Exercise prompt:
Return each line containing the string "Simulated".

Extracted material:
+-------+

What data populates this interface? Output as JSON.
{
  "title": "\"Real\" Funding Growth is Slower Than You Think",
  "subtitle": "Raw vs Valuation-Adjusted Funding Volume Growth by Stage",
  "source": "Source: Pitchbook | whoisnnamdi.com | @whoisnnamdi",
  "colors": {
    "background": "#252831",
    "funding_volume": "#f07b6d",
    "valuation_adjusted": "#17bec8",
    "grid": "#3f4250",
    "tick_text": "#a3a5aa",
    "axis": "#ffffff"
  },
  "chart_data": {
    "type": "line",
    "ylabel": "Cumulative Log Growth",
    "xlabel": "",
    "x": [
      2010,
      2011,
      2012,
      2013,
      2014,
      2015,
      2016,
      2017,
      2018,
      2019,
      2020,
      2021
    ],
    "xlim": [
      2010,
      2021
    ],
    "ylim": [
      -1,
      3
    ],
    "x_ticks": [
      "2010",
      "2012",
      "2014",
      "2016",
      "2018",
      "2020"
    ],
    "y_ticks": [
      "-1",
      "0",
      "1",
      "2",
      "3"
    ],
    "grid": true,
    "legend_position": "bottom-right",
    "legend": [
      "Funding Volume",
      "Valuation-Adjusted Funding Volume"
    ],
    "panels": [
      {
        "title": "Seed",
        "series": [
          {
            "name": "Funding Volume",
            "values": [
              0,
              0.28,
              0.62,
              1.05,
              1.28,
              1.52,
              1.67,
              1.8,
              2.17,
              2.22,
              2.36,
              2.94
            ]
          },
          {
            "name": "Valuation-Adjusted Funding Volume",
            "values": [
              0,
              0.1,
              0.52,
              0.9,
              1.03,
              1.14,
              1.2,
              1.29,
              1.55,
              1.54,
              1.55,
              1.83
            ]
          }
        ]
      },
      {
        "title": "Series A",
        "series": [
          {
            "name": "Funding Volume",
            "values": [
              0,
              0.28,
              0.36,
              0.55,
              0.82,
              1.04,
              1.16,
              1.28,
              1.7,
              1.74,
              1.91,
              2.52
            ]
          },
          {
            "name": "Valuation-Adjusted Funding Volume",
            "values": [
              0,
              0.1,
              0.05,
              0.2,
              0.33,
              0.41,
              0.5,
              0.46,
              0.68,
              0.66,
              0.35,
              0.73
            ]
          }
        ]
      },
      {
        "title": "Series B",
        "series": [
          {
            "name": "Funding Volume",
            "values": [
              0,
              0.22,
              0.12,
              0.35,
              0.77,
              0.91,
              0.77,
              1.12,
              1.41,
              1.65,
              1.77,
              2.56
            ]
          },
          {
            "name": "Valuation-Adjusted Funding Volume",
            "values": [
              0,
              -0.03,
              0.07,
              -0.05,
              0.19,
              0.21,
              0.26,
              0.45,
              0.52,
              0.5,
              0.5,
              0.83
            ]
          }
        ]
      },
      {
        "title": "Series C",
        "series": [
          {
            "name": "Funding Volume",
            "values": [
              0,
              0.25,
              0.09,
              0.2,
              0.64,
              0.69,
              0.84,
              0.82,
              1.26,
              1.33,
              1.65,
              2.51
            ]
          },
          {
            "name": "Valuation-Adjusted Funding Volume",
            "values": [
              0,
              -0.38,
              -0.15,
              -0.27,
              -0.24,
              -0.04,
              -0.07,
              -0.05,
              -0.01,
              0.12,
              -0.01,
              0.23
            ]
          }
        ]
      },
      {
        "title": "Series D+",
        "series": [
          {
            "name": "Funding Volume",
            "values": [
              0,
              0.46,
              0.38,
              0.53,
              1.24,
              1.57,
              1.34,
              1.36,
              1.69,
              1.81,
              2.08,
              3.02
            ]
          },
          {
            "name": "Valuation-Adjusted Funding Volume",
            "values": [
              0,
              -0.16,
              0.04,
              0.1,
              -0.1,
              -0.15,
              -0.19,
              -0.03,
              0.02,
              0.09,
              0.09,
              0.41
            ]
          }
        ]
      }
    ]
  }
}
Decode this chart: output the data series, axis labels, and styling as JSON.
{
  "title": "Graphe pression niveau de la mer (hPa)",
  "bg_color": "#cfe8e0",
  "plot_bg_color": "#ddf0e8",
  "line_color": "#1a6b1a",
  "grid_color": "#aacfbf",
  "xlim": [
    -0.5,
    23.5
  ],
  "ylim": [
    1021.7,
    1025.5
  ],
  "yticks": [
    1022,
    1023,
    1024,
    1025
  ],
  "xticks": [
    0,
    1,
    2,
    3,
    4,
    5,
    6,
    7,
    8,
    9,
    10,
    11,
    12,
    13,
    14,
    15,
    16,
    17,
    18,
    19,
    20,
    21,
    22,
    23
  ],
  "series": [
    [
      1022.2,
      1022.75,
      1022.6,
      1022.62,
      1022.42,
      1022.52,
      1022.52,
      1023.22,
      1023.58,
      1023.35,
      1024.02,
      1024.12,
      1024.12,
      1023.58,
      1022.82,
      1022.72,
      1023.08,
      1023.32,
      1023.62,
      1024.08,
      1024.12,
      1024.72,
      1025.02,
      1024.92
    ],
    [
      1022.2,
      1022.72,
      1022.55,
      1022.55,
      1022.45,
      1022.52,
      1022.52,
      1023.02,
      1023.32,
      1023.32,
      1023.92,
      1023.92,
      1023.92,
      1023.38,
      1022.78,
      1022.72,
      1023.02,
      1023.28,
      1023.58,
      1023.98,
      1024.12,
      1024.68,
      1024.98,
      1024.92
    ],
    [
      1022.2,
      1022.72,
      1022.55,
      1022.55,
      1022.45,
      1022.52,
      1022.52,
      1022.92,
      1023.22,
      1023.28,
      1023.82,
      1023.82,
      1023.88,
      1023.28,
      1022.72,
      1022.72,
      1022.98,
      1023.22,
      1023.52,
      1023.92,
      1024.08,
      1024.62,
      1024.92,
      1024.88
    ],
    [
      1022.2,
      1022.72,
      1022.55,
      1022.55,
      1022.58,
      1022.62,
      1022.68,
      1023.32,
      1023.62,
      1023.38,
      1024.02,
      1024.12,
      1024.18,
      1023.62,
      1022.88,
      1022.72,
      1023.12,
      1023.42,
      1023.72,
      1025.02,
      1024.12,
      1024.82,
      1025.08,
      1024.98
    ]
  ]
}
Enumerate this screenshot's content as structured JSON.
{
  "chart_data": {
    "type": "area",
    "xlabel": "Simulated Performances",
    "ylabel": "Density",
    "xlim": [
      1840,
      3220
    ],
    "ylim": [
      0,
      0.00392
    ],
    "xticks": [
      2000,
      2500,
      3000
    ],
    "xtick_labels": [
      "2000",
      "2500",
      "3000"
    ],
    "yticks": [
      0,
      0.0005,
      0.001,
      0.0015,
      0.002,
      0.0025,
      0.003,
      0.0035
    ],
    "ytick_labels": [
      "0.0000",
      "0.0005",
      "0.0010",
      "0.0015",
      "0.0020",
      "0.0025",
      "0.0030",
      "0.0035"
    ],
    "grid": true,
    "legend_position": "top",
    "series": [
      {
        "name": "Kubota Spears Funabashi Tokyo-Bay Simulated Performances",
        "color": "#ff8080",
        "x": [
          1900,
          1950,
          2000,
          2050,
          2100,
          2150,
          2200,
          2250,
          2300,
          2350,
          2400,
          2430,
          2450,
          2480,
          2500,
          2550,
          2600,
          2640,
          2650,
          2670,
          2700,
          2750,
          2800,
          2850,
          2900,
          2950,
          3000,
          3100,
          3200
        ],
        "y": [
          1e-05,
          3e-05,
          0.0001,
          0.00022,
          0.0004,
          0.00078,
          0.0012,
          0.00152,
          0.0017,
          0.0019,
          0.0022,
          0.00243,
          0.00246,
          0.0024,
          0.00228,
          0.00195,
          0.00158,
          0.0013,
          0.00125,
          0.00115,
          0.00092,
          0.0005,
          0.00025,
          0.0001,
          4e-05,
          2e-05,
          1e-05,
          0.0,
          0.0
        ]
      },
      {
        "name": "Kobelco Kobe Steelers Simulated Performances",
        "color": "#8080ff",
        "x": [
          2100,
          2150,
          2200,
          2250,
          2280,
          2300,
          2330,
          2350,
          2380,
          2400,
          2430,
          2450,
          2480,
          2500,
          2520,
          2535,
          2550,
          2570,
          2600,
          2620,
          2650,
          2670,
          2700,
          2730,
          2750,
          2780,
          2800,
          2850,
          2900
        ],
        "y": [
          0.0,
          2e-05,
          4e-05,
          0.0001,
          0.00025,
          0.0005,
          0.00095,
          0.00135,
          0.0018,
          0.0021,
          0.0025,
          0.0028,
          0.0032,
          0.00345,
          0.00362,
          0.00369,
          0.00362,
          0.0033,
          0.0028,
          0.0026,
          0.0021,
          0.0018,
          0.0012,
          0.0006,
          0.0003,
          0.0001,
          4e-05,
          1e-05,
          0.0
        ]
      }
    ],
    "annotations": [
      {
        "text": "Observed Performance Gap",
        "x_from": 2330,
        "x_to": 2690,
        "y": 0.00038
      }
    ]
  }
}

+-------+

Task output:
    "xlabel": "Simulated Performances",
        "name": "Kubota Spears Funabashi Tokyo-Bay Simulated Performances",
        "name": "Kobelco Kobe Steelers Simulated Performances",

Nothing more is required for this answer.